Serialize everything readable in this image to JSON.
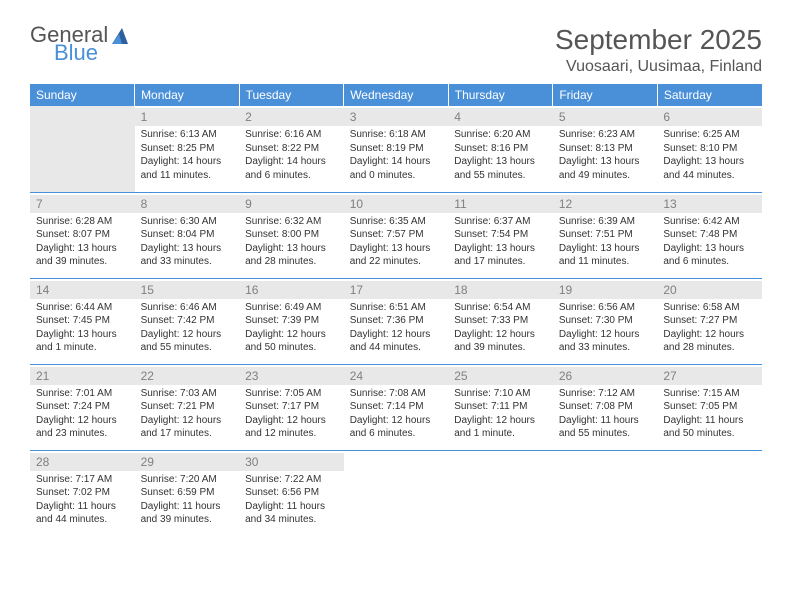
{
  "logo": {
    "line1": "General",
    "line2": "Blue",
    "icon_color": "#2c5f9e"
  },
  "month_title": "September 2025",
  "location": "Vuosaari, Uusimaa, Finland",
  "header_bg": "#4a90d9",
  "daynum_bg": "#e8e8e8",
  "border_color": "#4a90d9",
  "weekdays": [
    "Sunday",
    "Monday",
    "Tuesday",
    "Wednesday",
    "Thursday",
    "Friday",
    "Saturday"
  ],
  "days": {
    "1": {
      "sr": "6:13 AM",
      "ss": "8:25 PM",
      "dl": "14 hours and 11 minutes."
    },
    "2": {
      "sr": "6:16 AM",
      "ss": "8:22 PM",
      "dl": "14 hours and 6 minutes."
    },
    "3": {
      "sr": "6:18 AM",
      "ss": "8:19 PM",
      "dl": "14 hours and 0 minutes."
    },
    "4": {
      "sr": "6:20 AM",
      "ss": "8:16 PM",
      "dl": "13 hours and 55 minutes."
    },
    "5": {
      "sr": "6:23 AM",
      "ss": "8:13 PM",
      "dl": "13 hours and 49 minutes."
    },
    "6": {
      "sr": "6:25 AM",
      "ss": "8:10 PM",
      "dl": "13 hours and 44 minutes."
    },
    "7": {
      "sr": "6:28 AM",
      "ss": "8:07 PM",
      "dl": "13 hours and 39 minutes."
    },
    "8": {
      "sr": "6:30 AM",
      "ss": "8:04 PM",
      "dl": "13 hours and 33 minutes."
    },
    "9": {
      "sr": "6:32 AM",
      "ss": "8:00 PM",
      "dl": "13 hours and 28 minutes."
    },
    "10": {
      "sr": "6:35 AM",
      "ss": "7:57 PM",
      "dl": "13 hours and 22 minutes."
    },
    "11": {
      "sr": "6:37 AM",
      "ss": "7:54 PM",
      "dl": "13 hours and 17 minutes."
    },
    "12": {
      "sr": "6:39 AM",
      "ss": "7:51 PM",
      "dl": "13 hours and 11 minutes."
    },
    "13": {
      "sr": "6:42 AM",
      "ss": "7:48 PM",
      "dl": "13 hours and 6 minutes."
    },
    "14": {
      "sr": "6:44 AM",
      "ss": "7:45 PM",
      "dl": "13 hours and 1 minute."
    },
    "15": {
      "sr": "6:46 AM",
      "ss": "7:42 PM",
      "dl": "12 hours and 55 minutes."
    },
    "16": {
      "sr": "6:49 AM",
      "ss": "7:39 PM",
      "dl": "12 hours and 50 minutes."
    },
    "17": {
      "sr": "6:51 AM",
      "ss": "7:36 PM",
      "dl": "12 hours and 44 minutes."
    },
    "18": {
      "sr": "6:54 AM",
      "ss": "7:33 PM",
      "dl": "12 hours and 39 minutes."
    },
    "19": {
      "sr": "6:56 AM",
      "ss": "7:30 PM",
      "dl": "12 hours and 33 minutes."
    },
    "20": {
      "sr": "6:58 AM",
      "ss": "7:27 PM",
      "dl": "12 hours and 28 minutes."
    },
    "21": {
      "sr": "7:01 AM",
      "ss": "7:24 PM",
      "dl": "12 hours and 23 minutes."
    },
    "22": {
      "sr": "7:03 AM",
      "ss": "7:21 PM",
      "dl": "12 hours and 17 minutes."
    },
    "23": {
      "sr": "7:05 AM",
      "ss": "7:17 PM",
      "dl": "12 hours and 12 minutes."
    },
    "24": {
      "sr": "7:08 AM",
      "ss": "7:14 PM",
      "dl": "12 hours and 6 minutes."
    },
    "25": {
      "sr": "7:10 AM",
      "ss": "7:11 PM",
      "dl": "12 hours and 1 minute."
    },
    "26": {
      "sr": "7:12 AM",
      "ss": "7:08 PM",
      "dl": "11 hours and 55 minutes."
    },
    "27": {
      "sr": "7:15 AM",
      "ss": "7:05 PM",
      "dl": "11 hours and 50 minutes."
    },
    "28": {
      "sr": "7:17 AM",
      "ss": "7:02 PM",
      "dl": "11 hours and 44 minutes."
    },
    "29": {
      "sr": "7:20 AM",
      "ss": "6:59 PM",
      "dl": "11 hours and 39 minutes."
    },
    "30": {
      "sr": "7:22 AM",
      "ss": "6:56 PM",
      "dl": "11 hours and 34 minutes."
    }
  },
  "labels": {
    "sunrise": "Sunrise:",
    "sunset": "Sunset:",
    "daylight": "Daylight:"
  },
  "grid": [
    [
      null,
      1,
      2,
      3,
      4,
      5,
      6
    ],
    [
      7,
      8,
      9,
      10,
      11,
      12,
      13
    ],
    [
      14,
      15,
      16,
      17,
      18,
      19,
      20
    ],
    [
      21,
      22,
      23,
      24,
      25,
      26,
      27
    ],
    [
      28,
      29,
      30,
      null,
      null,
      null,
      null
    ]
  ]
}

+---+

GIVEN TASK ▸
Set the data above down again exactly as given, with no pictures.

ANSWER TO THIS TASK ▸
Serialize everything readable in this image to JSON.
{
  "logo": {
    "line1": "General",
    "line2": "Blue",
    "icon_color": "#2c5f9e"
  },
  "month_title": "September 2025",
  "location": "Vuosaari, Uusimaa, Finland",
  "header_bg": "#4a90d9",
  "daynum_bg": "#e8e8e8",
  "border_color": "#4a90d9",
  "weekdays": [
    "Sunday",
    "Monday",
    "Tuesday",
    "Wednesday",
    "Thursday",
    "Friday",
    "Saturday"
  ],
  "days": {
    "1": {
      "sr": "6:13 AM",
      "ss": "8:25 PM",
      "dl": "14 hours and 11 minutes."
    },
    "2": {
      "sr": "6:16 AM",
      "ss": "8:22 PM",
      "dl": "14 hours and 6 minutes."
    },
    "3": {
      "sr": "6:18 AM",
      "ss": "8:19 PM",
      "dl": "14 hours and 0 minutes."
    },
    "4": {
      "sr": "6:20 AM",
      "ss": "8:16 PM",
      "dl": "13 hours and 55 minutes."
    },
    "5": {
      "sr": "6:23 AM",
      "ss": "8:13 PM",
      "dl": "13 hours and 49 minutes."
    },
    "6": {
      "sr": "6:25 AM",
      "ss": "8:10 PM",
      "dl": "13 hours and 44 minutes."
    },
    "7": {
      "sr": "6:28 AM",
      "ss": "8:07 PM",
      "dl": "13 hours and 39 minutes."
    },
    "8": {
      "sr": "6:30 AM",
      "ss": "8:04 PM",
      "dl": "13 hours and 33 minutes."
    },
    "9": {
      "sr": "6:32 AM",
      "ss": "8:00 PM",
      "dl": "13 hours and 28 minutes."
    },
    "10": {
      "sr": "6:35 AM",
      "ss": "7:57 PM",
      "dl": "13 hours and 22 minutes."
    },
    "11": {
      "sr": "6:37 AM",
      "ss": "7:54 PM",
      "dl": "13 hours and 17 minutes."
    },
    "12": {
      "sr": "6:39 AM",
      "ss": "7:51 PM",
      "dl": "13 hours and 11 minutes."
    },
    "13": {
      "sr": "6:42 AM",
      "ss": "7:48 PM",
      "dl": "13 hours and 6 minutes."
    },
    "14": {
      "sr": "6:44 AM",
      "ss": "7:45 PM",
      "dl": "13 hours and 1 minute."
    },
    "15": {
      "sr": "6:46 AM",
      "ss": "7:42 PM",
      "dl": "12 hours and 55 minutes."
    },
    "16": {
      "sr": "6:49 AM",
      "ss": "7:39 PM",
      "dl": "12 hours and 50 minutes."
    },
    "17": {
      "sr": "6:51 AM",
      "ss": "7:36 PM",
      "dl": "12 hours and 44 minutes."
    },
    "18": {
      "sr": "6:54 AM",
      "ss": "7:33 PM",
      "dl": "12 hours and 39 minutes."
    },
    "19": {
      "sr": "6:56 AM",
      "ss": "7:30 PM",
      "dl": "12 hours and 33 minutes."
    },
    "20": {
      "sr": "6:58 AM",
      "ss": "7:27 PM",
      "dl": "12 hours and 28 minutes."
    },
    "21": {
      "sr": "7:01 AM",
      "ss": "7:24 PM",
      "dl": "12 hours and 23 minutes."
    },
    "22": {
      "sr": "7:03 AM",
      "ss": "7:21 PM",
      "dl": "12 hours and 17 minutes."
    },
    "23": {
      "sr": "7:05 AM",
      "ss": "7:17 PM",
      "dl": "12 hours and 12 minutes."
    },
    "24": {
      "sr": "7:08 AM",
      "ss": "7:14 PM",
      "dl": "12 hours and 6 minutes."
    },
    "25": {
      "sr": "7:10 AM",
      "ss": "7:11 PM",
      "dl": "12 hours and 1 minute."
    },
    "26": {
      "sr": "7:12 AM",
      "ss": "7:08 PM",
      "dl": "11 hours and 55 minutes."
    },
    "27": {
      "sr": "7:15 AM",
      "ss": "7:05 PM",
      "dl": "11 hours and 50 minutes."
    },
    "28": {
      "sr": "7:17 AM",
      "ss": "7:02 PM",
      "dl": "11 hours and 44 minutes."
    },
    "29": {
      "sr": "7:20 AM",
      "ss": "6:59 PM",
      "dl": "11 hours and 39 minutes."
    },
    "30": {
      "sr": "7:22 AM",
      "ss": "6:56 PM",
      "dl": "11 hours and 34 minutes."
    }
  },
  "labels": {
    "sunrise": "Sunrise:",
    "sunset": "Sunset:",
    "daylight": "Daylight:"
  },
  "grid": [
    [
      null,
      1,
      2,
      3,
      4,
      5,
      6
    ],
    [
      7,
      8,
      9,
      10,
      11,
      12,
      13
    ],
    [
      14,
      15,
      16,
      17,
      18,
      19,
      20
    ],
    [
      21,
      22,
      23,
      24,
      25,
      26,
      27
    ],
    [
      28,
      29,
      30,
      null,
      null,
      null,
      null
    ]
  ]
}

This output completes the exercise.